== Exercise requirements ==
Wherever the word "title" appears in the entries, copy the whole line.
* START Dataset *
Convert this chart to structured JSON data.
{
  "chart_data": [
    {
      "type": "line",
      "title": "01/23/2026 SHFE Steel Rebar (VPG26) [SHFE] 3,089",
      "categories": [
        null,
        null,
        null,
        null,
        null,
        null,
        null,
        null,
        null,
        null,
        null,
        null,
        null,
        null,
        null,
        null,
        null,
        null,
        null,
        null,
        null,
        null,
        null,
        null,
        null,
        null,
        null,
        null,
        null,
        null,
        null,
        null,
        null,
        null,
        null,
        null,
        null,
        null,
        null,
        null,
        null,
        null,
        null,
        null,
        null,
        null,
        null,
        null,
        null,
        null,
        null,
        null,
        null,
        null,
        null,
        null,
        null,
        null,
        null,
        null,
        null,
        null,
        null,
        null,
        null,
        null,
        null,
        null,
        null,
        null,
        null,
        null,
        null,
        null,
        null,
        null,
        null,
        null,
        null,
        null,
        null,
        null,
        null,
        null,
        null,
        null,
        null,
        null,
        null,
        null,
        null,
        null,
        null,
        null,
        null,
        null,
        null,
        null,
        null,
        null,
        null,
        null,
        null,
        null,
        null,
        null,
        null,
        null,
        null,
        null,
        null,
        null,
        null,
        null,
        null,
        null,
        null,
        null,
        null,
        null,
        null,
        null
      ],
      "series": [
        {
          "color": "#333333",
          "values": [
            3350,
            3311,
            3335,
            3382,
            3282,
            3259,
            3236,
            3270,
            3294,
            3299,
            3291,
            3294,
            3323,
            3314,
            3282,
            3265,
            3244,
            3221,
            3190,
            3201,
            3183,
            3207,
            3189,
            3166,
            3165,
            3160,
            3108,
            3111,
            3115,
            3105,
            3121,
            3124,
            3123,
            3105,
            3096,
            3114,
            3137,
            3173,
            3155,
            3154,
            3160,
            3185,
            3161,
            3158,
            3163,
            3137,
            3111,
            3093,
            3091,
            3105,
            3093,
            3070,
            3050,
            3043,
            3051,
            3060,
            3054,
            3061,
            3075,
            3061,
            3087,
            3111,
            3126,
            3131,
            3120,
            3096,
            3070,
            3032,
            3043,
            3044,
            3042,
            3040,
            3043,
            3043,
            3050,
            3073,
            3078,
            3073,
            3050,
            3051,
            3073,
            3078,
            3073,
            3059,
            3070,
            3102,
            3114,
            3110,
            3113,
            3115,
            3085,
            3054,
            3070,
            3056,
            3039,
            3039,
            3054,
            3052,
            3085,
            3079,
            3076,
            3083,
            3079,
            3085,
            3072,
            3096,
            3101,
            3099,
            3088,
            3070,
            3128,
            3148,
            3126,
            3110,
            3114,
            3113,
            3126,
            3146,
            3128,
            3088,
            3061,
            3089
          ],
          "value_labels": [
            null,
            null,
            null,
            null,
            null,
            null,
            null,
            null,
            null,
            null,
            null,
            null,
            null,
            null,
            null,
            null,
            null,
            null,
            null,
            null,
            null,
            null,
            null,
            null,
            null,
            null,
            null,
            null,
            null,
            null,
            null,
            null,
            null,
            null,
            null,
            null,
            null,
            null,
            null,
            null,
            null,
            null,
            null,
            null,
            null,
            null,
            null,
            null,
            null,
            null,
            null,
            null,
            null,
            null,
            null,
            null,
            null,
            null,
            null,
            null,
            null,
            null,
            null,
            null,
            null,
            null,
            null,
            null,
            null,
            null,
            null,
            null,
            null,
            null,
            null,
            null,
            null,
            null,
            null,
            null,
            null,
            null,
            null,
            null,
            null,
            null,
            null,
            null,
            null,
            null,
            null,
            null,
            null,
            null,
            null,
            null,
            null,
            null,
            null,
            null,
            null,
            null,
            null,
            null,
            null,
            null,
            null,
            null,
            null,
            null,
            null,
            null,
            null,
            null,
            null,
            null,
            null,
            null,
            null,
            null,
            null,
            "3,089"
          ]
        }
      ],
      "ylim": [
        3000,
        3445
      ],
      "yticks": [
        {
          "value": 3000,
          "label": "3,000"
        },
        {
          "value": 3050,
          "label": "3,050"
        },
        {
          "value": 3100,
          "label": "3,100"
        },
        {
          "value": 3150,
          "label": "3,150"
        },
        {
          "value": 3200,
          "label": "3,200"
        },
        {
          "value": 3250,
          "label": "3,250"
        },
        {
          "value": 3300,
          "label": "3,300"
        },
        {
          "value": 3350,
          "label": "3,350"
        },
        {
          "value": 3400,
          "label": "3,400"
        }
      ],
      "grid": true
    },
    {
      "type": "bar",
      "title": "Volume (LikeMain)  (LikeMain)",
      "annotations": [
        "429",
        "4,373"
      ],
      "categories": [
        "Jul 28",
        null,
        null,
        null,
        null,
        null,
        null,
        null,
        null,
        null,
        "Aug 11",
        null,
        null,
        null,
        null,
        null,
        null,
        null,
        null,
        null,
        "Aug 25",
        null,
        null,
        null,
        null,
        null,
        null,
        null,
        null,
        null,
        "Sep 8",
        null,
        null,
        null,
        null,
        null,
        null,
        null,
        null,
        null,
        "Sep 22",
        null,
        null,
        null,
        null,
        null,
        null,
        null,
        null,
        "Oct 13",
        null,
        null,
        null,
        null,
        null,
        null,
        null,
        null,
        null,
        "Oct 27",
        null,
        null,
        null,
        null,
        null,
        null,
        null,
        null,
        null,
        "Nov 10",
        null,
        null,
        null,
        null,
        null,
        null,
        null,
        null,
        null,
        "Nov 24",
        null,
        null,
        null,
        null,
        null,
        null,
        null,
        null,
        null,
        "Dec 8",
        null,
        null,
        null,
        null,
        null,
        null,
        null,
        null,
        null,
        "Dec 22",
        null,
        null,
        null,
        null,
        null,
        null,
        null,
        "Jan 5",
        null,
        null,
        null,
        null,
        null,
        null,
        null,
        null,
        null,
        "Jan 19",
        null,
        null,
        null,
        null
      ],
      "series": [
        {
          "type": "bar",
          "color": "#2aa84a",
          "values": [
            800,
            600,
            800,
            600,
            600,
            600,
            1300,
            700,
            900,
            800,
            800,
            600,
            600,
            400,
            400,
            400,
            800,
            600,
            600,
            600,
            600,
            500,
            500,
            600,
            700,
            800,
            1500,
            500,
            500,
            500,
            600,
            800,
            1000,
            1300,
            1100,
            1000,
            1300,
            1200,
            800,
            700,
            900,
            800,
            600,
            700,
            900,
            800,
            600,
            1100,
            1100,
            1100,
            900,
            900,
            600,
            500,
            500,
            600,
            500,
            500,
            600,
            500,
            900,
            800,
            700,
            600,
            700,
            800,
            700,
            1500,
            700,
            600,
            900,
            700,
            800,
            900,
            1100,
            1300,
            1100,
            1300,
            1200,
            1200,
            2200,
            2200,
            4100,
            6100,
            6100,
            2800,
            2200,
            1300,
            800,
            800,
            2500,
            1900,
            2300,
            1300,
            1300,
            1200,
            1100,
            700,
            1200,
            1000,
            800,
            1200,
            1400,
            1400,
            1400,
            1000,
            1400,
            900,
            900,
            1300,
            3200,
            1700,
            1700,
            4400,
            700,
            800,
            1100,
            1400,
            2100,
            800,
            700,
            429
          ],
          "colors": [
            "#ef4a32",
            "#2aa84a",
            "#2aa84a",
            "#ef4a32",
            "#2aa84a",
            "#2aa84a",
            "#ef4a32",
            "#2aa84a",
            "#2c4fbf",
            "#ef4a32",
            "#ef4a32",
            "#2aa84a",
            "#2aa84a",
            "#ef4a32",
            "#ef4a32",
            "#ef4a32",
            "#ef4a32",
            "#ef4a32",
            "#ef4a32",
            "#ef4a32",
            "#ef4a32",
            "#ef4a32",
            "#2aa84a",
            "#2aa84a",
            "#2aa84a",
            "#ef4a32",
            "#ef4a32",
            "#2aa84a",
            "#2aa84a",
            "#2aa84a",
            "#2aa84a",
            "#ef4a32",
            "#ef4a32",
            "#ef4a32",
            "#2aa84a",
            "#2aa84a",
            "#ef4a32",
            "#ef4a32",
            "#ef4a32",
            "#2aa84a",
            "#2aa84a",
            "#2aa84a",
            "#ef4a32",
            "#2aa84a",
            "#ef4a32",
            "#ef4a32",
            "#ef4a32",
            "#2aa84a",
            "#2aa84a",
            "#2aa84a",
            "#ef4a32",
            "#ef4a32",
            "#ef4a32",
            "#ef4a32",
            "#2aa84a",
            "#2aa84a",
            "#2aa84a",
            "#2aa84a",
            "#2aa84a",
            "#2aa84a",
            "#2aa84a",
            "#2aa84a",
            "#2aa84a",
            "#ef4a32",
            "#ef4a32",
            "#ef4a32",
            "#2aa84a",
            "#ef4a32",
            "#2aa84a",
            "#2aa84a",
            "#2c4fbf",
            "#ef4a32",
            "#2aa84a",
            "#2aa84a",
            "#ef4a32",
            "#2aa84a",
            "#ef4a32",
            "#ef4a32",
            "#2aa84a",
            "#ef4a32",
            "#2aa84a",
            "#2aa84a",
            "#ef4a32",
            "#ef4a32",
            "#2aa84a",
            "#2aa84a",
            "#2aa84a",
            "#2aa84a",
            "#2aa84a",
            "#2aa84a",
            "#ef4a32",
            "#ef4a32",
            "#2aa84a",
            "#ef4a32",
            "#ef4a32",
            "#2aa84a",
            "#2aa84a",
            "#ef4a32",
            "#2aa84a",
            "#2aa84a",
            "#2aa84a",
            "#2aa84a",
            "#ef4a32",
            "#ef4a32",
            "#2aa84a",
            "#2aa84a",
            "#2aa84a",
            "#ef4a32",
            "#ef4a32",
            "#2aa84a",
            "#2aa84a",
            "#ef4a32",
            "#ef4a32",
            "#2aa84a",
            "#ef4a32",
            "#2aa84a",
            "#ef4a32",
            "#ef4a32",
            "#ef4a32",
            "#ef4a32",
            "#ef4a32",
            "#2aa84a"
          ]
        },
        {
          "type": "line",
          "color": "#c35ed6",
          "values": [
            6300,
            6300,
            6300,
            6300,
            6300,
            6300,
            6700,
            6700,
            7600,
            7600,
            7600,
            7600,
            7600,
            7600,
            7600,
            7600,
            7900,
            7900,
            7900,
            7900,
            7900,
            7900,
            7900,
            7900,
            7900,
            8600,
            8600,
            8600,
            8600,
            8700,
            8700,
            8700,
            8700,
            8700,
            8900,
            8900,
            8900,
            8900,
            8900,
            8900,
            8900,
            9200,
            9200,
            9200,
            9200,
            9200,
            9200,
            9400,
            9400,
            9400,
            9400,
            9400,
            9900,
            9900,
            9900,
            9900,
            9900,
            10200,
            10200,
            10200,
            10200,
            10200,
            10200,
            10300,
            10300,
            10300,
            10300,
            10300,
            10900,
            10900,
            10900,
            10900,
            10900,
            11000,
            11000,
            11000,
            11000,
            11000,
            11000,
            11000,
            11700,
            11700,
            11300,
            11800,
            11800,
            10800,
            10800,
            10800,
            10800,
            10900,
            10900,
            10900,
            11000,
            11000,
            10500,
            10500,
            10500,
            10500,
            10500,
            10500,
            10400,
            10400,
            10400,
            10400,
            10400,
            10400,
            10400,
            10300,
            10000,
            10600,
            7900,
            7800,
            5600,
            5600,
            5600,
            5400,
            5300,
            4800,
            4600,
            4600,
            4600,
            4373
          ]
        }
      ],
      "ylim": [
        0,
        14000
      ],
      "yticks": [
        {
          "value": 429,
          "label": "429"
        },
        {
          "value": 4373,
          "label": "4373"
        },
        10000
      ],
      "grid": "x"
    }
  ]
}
* END Dataset *
== Expected output ==
      "title": "01/23/2026 SHFE Steel Rebar (VPG26) [SHFE] 3,089",
      "title": "Volume (LikeMain)  (LikeMain)",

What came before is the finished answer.